» EXTRACTED DATA:
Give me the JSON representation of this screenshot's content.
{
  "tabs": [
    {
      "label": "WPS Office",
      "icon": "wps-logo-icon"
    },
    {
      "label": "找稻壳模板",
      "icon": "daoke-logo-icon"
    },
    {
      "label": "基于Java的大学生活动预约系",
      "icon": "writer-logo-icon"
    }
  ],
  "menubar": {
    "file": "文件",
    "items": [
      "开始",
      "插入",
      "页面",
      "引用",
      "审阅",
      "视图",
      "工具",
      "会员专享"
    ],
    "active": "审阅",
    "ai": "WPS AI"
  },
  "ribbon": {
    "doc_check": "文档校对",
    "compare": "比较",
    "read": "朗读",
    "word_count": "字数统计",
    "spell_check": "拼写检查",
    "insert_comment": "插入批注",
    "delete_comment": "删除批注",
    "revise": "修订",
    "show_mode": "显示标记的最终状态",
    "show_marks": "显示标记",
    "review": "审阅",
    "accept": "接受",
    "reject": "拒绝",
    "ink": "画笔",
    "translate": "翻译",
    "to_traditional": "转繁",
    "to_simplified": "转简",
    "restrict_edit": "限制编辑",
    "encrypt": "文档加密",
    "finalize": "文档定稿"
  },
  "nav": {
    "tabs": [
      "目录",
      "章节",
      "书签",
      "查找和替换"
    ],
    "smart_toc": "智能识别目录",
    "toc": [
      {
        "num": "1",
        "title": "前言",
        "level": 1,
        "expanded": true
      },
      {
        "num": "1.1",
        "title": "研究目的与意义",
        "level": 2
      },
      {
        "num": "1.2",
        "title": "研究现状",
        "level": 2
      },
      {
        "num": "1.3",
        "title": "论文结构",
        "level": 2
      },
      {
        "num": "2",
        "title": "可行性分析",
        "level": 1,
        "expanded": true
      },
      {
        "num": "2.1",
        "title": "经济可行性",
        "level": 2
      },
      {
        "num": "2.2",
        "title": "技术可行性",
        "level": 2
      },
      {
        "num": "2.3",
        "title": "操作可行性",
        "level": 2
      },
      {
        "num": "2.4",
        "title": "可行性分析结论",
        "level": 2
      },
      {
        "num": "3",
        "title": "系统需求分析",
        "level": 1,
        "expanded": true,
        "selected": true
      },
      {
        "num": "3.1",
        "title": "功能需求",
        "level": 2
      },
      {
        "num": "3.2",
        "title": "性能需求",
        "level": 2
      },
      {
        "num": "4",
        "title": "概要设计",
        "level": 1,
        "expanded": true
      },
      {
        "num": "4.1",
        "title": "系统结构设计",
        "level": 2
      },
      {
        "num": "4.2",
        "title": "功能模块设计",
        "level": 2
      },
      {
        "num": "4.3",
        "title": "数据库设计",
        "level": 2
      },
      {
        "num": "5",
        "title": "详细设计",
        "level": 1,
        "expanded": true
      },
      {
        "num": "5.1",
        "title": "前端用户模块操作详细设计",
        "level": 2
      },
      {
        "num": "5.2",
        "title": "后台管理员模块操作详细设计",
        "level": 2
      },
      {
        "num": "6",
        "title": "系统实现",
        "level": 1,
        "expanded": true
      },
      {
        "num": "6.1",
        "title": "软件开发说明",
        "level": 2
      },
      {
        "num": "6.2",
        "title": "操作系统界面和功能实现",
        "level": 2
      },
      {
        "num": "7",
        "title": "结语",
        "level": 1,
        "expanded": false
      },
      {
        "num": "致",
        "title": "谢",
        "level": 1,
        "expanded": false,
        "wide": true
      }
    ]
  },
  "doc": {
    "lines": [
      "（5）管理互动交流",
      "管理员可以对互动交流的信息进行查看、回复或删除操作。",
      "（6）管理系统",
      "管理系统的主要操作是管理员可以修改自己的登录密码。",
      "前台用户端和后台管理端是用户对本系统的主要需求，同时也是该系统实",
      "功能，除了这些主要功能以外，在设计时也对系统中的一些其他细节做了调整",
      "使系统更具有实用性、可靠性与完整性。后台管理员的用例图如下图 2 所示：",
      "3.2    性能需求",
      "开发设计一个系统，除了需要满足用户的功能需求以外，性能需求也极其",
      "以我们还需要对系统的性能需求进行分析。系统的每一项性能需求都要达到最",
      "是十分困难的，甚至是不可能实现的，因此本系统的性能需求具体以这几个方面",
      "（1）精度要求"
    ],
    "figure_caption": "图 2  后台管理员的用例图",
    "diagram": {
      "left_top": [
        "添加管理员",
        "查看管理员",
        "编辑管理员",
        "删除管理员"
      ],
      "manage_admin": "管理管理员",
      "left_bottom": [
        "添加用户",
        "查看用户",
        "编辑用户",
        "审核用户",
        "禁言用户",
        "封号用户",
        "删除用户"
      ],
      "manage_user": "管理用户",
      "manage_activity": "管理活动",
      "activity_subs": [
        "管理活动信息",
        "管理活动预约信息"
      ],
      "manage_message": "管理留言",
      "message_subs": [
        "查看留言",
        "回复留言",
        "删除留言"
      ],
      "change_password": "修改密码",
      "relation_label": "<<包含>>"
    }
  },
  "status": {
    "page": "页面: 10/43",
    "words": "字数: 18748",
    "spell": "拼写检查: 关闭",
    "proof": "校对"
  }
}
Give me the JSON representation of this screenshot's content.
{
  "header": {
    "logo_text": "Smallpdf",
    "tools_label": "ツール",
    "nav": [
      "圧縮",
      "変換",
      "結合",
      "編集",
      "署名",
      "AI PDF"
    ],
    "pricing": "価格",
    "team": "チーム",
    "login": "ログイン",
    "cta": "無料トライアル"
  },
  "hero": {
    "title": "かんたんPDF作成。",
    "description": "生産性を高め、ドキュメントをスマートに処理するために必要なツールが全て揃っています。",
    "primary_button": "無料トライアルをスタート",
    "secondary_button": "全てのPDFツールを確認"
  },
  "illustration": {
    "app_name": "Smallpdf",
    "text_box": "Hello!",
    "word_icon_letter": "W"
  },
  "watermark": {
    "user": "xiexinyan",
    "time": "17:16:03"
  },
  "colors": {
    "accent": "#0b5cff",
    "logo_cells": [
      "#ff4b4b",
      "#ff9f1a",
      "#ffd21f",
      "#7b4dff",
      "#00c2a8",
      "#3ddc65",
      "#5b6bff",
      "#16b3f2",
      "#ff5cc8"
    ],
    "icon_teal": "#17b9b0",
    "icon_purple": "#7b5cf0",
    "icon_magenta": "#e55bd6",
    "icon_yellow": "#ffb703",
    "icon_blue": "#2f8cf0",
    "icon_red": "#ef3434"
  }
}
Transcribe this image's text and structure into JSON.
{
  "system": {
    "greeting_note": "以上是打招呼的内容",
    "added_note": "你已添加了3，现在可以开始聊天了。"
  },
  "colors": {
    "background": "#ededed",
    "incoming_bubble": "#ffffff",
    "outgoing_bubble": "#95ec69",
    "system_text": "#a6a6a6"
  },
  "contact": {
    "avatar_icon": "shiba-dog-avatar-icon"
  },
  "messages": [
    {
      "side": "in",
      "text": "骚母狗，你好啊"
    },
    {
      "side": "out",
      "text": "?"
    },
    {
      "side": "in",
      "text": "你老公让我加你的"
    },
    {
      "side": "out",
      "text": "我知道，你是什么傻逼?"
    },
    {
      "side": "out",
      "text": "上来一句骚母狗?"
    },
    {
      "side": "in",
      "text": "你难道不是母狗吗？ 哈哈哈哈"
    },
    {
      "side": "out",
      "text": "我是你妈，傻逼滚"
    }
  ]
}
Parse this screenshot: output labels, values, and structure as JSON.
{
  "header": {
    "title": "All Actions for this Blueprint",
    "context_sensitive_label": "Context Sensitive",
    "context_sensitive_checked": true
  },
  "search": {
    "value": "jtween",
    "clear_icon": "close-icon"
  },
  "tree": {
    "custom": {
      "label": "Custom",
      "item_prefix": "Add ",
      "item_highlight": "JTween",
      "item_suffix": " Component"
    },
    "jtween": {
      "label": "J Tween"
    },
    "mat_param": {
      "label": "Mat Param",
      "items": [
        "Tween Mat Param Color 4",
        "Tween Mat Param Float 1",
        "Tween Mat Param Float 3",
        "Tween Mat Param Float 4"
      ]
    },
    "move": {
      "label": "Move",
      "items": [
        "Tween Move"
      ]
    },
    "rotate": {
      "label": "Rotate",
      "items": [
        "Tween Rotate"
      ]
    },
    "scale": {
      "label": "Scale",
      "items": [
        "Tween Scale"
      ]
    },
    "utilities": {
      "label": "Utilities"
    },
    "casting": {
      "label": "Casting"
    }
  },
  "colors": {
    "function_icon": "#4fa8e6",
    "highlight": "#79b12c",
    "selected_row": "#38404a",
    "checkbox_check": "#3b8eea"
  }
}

» AIM OF THE TASK: Give back, exactly as written, the lines from the one with "Parse this screenshot: output" to the last line.

» TASK RESPONSE:
Parse this screenshot: output labels, values, and structure as JSON.
{
  "header": {
    "title": "All Actions for this Blueprint",
    "context_sensitive_label": "Context Sensitive",
    "context_sensitive_checked": true
  },
  "search": {
    "value": "jtween",
    "clear_icon": "close-icon"
  },
  "tree": {
    "custom": {
      "label": "Custom",
      "item_prefix": "Add ",
      "item_highlight": "JTween",
      "item_suffix": " Component"
    },
    "jtween": {
      "label": "J Tween"
    },
    "mat_param": {
      "label": "Mat Param",
      "items": [
        "Tween Mat Param Color 4",
        "Tween Mat Param Float 1",
        "Tween Mat Param Float 3",
        "Tween Mat Param Float 4"
      ]
    },
    "move": {
      "label": "Move",
      "items": [
        "Tween Move"
      ]
    },
    "rotate": {
      "label": "Rotate",
      "items": [
        "Tween Rotate"
      ]
    },
    "scale": {
      "label": "Scale",
      "items": [
        "Tween Scale"
      ]
    },
    "utilities": {
      "label": "Utilities"
    },
    "casting": {
      "label": "Casting"
    }
  },
  "colors": {
    "function_icon": "#4fa8e6",
    "highlight": "#79b12c",
    "selected_row": "#38404a",
    "checkbox_check": "#3b8eea"
  }
}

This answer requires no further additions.